▸ Exercise instructions
In the records below, find the line containing "Read the values"; give it again exactly, along with every line that follows, and nothing else.

▸ Extracted entries
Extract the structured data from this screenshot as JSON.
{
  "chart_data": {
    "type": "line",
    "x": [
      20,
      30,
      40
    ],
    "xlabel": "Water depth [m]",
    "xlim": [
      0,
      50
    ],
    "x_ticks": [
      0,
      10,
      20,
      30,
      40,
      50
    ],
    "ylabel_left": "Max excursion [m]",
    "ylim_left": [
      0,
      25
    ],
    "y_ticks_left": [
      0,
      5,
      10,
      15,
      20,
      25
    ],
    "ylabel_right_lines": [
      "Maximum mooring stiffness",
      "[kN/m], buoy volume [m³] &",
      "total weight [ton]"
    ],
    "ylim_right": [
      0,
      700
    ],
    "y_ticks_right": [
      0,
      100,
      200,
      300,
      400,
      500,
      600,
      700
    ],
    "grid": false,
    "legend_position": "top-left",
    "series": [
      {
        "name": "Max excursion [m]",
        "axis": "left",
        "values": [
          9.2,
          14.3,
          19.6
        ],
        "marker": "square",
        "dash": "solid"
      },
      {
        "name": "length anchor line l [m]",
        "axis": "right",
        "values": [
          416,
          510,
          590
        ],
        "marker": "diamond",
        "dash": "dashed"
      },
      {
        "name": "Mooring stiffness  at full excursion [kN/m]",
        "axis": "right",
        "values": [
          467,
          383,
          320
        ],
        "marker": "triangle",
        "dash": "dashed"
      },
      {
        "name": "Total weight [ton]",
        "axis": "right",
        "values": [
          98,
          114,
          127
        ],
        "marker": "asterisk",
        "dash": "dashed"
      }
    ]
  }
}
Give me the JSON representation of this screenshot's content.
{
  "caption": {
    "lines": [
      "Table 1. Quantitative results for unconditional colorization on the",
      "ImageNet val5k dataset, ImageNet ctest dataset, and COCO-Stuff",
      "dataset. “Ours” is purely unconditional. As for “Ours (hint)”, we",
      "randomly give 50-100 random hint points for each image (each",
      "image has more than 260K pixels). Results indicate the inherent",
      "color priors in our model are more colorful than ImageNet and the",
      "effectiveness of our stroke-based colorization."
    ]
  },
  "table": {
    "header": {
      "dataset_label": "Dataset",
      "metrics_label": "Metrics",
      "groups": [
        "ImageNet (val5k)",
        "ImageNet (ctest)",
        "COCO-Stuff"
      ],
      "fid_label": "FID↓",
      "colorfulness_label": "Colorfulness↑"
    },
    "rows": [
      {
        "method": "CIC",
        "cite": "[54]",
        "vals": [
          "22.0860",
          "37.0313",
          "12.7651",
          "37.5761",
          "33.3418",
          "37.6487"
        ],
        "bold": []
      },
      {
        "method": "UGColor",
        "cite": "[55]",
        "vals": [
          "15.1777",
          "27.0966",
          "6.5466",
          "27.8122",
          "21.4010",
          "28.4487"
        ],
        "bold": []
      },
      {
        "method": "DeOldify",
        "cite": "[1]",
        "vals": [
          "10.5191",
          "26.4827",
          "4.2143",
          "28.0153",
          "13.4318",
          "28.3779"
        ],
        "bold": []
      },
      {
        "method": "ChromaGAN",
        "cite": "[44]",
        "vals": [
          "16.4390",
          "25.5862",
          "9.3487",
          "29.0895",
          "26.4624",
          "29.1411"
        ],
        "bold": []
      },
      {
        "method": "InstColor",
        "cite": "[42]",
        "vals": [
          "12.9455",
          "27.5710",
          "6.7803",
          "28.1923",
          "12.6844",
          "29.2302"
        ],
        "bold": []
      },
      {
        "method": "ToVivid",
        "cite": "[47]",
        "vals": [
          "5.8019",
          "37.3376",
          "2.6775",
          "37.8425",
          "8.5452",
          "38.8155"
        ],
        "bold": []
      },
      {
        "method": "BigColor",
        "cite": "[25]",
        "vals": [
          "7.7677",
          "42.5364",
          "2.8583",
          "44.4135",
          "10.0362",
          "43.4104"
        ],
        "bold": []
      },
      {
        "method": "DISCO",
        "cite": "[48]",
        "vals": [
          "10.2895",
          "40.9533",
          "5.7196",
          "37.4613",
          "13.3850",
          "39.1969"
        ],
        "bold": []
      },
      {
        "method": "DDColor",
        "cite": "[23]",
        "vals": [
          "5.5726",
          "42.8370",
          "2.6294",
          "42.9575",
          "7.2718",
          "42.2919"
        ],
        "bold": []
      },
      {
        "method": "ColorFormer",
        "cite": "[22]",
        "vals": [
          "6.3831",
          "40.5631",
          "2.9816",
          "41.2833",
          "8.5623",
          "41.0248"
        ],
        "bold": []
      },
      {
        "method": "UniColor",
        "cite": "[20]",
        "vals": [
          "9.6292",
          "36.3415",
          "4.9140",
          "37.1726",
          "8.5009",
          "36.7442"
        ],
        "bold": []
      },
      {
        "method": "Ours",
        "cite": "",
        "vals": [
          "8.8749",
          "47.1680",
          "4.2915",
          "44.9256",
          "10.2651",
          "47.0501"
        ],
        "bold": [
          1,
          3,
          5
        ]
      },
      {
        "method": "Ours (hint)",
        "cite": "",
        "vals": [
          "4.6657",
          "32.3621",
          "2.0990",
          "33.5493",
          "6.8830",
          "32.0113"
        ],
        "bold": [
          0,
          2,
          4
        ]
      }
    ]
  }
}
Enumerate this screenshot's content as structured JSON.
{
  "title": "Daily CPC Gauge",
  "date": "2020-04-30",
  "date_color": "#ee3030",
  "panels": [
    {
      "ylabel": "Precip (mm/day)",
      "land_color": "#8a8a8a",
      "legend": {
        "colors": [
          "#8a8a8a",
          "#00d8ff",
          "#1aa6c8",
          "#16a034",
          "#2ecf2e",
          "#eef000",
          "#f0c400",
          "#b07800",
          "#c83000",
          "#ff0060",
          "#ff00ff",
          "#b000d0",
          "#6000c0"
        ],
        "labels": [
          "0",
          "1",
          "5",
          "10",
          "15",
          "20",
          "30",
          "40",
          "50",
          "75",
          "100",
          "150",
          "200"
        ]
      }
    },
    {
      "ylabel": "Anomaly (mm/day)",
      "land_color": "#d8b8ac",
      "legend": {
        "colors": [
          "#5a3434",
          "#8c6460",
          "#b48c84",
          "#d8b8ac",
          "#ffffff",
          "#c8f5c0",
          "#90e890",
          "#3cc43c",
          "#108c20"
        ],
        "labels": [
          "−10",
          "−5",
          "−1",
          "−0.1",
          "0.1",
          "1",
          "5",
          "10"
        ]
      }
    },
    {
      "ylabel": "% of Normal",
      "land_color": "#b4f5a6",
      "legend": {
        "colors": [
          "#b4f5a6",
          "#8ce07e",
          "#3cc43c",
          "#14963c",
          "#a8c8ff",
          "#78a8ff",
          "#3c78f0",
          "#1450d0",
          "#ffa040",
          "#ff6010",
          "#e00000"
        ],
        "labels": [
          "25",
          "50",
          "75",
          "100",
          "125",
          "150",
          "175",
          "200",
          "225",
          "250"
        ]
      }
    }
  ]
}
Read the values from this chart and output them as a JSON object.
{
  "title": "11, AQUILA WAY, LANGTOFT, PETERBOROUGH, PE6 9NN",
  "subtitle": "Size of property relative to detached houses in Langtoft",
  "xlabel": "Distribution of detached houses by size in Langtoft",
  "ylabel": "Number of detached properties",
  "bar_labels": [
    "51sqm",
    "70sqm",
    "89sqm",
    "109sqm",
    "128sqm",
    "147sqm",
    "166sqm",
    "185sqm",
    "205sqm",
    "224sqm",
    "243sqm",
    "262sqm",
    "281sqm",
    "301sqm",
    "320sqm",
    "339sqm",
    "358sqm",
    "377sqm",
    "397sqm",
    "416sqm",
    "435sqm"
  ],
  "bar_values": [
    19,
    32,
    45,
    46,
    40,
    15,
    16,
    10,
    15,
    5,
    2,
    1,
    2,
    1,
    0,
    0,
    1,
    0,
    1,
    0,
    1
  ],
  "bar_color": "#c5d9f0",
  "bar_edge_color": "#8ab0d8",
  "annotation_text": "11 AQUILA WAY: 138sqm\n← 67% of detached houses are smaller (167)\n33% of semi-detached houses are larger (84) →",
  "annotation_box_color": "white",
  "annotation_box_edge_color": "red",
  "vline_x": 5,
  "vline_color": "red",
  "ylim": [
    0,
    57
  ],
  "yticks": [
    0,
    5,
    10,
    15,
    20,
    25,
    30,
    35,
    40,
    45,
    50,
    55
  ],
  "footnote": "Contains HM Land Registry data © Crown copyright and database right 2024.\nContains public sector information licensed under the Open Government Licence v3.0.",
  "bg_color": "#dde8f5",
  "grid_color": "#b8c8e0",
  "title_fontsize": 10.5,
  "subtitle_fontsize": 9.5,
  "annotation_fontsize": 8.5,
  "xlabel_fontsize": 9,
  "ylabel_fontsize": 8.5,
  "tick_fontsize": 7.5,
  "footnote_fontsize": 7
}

▸ Complete output
Read the values from this chart and output them as a JSON object.
{
  "title": "11, AQUILA WAY, LANGTOFT, PETERBOROUGH, PE6 9NN",
  "subtitle": "Size of property relative to detached houses in Langtoft",
  "xlabel": "Distribution of detached houses by size in Langtoft",
  "ylabel": "Number of detached properties",
  "bar_labels": [
    "51sqm",
    "70sqm",
    "89sqm",
    "109sqm",
    "128sqm",
    "147sqm",
    "166sqm",
    "185sqm",
    "205sqm",
    "224sqm",
    "243sqm",
    "262sqm",
    "281sqm",
    "301sqm",
    "320sqm",
    "339sqm",
    "358sqm",
    "377sqm",
    "397sqm",
    "416sqm",
    "435sqm"
  ],
  "bar_values": [
    19,
    32,
    45,
    46,
    40,
    15,
    16,
    10,
    15,
    5,
    2,
    1,
    2,
    1,
    0,
    0,
    1,
    0,
    1,
    0,
    1
  ],
  "bar_color": "#c5d9f0",
  "bar_edge_color": "#8ab0d8",
  "annotation_text": "11 AQUILA WAY: 138sqm\n← 67% of detached houses are smaller (167)\n33% of semi-detached houses are larger (84) →",
  "annotation_box_color": "white",
  "annotation_box_edge_color": "red",
  "vline_x": 5,
  "vline_color": "red",
  "ylim": [
    0,
    57
  ],
  "yticks": [
    0,
    5,
    10,
    15,
    20,
    25,
    30,
    35,
    40,
    45,
    50,
    55
  ],
  "footnote": "Contains HM Land Registry data © Crown copyright and database right 2024.\nContains public sector information licensed under the Open Government Licence v3.0.",
  "bg_color": "#dde8f5",
  "grid_color": "#b8c8e0",
  "title_fontsize": 10.5,
  "subtitle_fontsize": 9.5,
  "annotation_fontsize": 8.5,
  "xlabel_fontsize": 9,
  "ylabel_fontsize": 8.5,
  "tick_fontsize": 7.5,
  "footnote_fontsize": 7
}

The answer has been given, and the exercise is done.